Raw records:
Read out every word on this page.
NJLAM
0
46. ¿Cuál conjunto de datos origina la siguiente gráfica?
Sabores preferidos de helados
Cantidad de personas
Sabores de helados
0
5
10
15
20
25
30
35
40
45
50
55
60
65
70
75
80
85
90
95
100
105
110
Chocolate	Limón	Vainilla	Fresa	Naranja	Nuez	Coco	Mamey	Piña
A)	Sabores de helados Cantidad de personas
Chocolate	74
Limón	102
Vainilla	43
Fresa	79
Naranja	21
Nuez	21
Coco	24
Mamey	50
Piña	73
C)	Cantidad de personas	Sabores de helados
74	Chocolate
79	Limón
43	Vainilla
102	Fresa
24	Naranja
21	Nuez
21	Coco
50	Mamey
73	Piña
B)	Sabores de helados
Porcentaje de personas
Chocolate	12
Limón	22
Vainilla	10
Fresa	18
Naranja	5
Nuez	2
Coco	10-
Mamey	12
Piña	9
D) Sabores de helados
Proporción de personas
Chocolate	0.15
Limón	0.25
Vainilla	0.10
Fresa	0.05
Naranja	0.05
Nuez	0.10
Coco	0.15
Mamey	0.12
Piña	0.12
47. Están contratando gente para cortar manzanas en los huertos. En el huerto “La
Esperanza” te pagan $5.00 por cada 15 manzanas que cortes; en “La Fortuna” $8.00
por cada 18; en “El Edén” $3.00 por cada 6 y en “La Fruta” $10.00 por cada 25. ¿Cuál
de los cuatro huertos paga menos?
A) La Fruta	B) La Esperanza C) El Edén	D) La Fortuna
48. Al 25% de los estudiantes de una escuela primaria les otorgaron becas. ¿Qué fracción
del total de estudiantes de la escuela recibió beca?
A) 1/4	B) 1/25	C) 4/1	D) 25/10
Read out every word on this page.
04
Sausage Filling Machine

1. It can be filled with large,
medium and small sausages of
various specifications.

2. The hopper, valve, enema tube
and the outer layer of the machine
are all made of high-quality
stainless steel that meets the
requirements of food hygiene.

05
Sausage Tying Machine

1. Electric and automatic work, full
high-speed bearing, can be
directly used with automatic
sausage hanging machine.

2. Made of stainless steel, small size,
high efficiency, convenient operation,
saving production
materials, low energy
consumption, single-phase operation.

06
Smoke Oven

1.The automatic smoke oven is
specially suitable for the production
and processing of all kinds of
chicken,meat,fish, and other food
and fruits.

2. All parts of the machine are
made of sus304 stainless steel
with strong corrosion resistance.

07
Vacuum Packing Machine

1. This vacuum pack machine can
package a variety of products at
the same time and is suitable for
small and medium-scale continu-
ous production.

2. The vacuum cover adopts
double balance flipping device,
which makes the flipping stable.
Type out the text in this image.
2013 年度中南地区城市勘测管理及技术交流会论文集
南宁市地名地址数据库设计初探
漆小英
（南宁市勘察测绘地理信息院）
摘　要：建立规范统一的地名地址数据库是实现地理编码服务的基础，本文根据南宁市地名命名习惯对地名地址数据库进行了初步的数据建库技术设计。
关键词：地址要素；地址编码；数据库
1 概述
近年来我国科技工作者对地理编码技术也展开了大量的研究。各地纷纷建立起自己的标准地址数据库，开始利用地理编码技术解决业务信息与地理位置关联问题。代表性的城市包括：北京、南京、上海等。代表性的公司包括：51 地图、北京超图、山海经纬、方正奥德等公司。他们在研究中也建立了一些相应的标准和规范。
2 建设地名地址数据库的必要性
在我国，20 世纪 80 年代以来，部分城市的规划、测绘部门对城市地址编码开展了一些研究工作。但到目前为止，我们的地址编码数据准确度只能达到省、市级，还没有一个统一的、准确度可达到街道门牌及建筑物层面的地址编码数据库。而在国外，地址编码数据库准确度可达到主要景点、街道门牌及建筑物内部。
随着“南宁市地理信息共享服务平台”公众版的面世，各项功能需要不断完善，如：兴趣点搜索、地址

§ Stated task:
Output the entries verbatim.

§ Exercise result:
Read out every word on this page.
NJLAM
0
46. ¿Cuál conjunto de datos origina la siguiente gráfica?
Sabores preferidos de helados
Cantidad de personas
Sabores de helados
0
5
10
15
20
25
30
35
40
45
50
55
60
65
70
75
80
85
90
95
100
105
110
Chocolate	Limón	Vainilla	Fresa	Naranja	Nuez	Coco	Mamey	Piña
A)	Sabores de helados Cantidad de personas
Chocolate	74
Limón	102
Vainilla	43
Fresa	79
Naranja	21
Nuez	21
Coco	24
Mamey	50
Piña	73
C)	Cantidad de personas	Sabores de helados
74	Chocolate
79	Limón
43	Vainilla
102	Fresa
24	Naranja
21	Nuez
21	Coco
50	Mamey
73	Piña
B)	Sabores de helados
Porcentaje de personas
Chocolate	12
Limón	22
Vainilla	10
Fresa	18
Naranja	5
Nuez	2
Coco	10-
Mamey	12
Piña	9
D) Sabores de helados
Proporción de personas
Chocolate	0.15
Limón	0.25
Vainilla	0.10
Fresa	0.05
Naranja	0.05
Nuez	0.10
Coco	0.15
Mamey	0.12
Piña	0.12
47. Están contratando gente para cortar manzanas en los huertos. En el huerto “La
Esperanza” te pagan $5.00 por cada 15 manzanas que cortes; en “La Fortuna” $8.00
por cada 18; en “El Edén” $3.00 por cada 6 y en “La Fruta” $10.00 por cada 25. ¿Cuál
de los cuatro huertos paga menos?
A) La Fruta	B) La Esperanza C) El Edén	D) La Fortuna
48. Al 25% de los estudiantes de una escuela primaria les otorgaron becas. ¿Qué fracción
del total de estudiantes de la escuela recibió beca?
A) 1/4	B) 1/25	C) 4/1	D) 25/10
Read out every word on this page.
04
Sausage Filling Machine

1. It can be filled with large,
medium and small sausages of
various specifications.

2. The hopper, valve, enema tube
and the outer layer of the machine
are all made of high-quality
stainless steel that meets the
requirements of food hygiene.

05
Sausage Tying Machine

1. Electric and automatic work, full
high-speed bearing, can be
directly used with automatic
sausage hanging machine.

2. Made of stainless steel, small size,
high efficiency, convenient operation,
saving production
materials, low energy
consumption, single-phase operation.

06
Smoke Oven

1.The automatic smoke oven is
specially suitable for the production
and processing of all kinds of
chicken,meat,fish, and other food
and fruits.

2. All parts of the machine are
made of sus304 stainless steel
with strong corrosion resistance.

07
Vacuum Packing Machine

1. This vacuum pack machine can
package a variety of products at
the same time and is suitable for
small and medium-scale continu-
ous production.

2. The vacuum cover adopts
double balance flipping device,
which makes the flipping stable.
Type out the text in this image.
2013 年度中南地区城市勘测管理及技术交流会论文集
南宁市地名地址数据库设计初探
漆小英
（南宁市勘察测绘地理信息院）
摘　要：建立规范统一的地名地址数据库是实现地理编码服务的基础，本文根据南宁市地名命名习惯对地名地址数据库进行了初步的数据建库技术设计。
关键词：地址要素；地址编码；数据库
1 概述
近年来我国科技工作者对地理编码技术也展开了大量的研究。各地纷纷建立起自己的标准地址数据库，开始利用地理编码技术解决业务信息与地理位置关联问题。代表性的城市包括：北京、南京、上海等。代表性的公司包括：51 地图、北京超图、山海经纬、方正奥德等公司。他们在研究中也建立了一些相应的标准和规范。
2 建设地名地址数据库的必要性
在我国，20 世纪 80 年代以来，部分城市的规划、测绘部门对城市地址编码开展了一些研究工作。但到目前为止，我们的地址编码数据准确度只能达到省、市级，还没有一个统一的、准确度可达到街道门牌及建筑物层面的地址编码数据库。而在国外，地址编码数据库准确度可达到主要景点、街道门牌及建筑物内部。
随着“南宁市地理信息共享服务平台”公众版的面世，各项功能需要不断完善，如：兴趣点搜索、地址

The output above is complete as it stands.